Text segment Block Start

Analysis finds campuses are small worlds for virus spread
By James Dean
The idea of “six degrees of separation” is widely understood to suggest that a small number of indirect social connections link any two people.
On a college campus, the reality among students is more like three degrees of separation, according to an analysis of course enrollments at Cornell by sociologists in the College of Arts and Sciences.
Their findings reveal how quickly COVID-19 could spread through “small-world” campus networks if no precautions were taken, knowledge that is helping colleges and universities across the country evaluate whether in-person instruction can resume safely this fall amid the pandemic.
“You have a very large community that is closely interconnected through short transmission chains,” said Ben Cornwell, associate professor of sociology. “It’s a very delicate combination.”
Cornwell and Kim Weeden, the Jan Rock Zubrow ’77 Professor of the Social Sciences, are the authors of “The Small-World Network of College Classes: Implications for Epidemic Spread on a University Campus,” published May 27 in Sociological Science.
The scholars analyzed fall 2019 course enrollment data for more than 22,000 Cornell students, including roughly 14,800 undergraduates and a subset of those enrolled in the College of Arts and Sciences.

Text segment Block End

_Activity A_: In the article on campus virus spread, how many degrees of separation does the Cornell analysis find among college students?
_Activity B_: Copy the passage from the article on campus virus spread word for word, starting at "On a college" and ending at "amid the pandemic.".

Provided information Block Start

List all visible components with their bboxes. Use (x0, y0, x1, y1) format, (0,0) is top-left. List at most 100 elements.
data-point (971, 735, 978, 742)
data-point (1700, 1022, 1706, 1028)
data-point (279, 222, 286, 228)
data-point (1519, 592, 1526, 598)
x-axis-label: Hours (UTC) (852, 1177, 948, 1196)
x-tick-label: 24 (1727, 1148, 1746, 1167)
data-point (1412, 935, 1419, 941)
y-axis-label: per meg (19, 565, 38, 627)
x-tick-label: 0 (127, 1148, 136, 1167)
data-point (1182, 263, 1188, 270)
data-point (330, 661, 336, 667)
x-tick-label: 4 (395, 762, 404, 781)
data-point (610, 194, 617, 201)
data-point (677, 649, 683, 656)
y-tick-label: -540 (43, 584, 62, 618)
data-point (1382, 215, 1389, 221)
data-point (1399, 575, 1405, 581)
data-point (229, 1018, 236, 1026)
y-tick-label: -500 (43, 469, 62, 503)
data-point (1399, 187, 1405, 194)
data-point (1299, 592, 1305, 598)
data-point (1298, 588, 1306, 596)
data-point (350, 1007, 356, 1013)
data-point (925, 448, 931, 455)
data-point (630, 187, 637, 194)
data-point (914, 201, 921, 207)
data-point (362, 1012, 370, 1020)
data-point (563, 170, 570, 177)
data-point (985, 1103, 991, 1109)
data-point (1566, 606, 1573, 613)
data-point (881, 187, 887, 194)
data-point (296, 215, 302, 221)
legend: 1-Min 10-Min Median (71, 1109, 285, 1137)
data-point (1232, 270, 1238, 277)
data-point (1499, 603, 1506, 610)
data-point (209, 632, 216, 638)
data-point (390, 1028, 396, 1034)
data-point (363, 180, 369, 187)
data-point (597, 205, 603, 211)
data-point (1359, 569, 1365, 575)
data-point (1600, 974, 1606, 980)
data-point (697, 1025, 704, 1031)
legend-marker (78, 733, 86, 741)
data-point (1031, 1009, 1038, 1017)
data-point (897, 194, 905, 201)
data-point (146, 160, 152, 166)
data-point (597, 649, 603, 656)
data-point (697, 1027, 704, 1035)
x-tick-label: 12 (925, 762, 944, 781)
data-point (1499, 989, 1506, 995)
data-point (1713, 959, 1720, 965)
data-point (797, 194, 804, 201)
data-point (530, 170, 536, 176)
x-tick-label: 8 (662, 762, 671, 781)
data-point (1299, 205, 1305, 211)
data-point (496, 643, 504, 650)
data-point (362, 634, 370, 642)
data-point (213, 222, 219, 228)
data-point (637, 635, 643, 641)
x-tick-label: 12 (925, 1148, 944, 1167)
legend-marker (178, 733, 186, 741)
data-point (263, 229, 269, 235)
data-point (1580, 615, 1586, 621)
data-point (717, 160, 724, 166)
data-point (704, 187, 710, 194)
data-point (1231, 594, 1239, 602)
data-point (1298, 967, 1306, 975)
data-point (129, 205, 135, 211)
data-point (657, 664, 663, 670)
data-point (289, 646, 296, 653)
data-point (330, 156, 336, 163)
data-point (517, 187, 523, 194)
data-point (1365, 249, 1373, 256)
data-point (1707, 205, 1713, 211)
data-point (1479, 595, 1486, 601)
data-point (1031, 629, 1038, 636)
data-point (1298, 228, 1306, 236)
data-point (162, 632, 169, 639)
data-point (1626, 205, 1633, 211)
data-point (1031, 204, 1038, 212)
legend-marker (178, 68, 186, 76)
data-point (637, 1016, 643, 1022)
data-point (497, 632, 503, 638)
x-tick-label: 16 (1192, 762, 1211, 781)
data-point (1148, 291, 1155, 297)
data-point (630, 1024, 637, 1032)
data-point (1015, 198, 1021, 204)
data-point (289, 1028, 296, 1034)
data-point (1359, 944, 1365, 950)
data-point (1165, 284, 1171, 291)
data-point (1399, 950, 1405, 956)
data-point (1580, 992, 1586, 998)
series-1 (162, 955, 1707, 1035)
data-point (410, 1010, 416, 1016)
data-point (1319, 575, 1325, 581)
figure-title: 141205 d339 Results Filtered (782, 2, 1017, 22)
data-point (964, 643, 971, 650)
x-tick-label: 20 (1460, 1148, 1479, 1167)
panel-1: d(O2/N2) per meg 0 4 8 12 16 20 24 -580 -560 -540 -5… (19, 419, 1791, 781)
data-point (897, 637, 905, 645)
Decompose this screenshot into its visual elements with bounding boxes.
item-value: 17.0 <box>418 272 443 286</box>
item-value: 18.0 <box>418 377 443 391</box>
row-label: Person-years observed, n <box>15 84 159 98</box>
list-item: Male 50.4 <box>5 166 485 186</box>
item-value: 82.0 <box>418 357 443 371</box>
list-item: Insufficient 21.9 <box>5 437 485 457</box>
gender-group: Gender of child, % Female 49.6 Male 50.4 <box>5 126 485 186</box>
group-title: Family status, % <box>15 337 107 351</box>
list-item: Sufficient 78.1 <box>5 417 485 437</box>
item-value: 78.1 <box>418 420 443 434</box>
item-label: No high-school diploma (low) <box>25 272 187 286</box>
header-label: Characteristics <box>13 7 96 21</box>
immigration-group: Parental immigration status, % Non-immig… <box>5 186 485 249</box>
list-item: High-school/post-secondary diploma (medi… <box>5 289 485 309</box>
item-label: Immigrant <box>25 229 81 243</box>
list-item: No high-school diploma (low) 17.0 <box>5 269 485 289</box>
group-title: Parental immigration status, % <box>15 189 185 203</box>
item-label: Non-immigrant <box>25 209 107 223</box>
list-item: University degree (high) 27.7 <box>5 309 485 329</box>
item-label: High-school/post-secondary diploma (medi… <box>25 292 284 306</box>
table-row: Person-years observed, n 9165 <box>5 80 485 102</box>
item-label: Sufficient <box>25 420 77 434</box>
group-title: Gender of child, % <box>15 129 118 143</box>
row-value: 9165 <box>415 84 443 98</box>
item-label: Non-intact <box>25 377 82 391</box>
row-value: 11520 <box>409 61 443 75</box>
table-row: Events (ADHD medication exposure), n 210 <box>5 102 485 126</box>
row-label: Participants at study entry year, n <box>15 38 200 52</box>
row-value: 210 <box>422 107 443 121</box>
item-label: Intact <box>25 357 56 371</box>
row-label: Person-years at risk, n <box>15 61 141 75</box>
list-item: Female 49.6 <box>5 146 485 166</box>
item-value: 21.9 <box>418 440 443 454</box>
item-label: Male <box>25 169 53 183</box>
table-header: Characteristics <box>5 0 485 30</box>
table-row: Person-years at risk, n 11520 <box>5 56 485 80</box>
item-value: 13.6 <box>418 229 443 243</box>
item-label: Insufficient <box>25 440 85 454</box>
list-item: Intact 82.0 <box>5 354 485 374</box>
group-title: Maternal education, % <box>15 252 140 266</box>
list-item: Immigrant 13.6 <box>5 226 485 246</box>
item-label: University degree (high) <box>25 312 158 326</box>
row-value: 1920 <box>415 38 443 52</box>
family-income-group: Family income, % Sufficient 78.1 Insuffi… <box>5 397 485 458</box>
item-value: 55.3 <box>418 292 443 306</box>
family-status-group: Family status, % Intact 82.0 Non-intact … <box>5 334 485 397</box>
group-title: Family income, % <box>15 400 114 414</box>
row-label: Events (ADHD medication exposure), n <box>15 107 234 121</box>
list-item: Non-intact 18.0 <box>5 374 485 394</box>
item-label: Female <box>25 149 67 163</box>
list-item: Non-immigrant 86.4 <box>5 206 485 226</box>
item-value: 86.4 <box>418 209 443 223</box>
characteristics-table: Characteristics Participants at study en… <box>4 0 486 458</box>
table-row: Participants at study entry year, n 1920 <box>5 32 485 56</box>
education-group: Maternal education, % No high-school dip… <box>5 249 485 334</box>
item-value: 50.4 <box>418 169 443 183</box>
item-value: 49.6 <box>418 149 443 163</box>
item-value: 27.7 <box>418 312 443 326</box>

Provided information Block End

_Output A_: Three degrees of separation.

_Output B_:
On a college campus, the reality among students is more like three degrees of separation, according to an analysis of course enrollments at Cornell by sociologists in the College of Arts and Sciences.
Their findings reveal how quickly COVID-19 could spread through “small-world” campus networks if no precautions were taken, knowledge that is helping colleges and universities across the country evaluate whether in-person instruction can resume safely this fall amid the pandemic.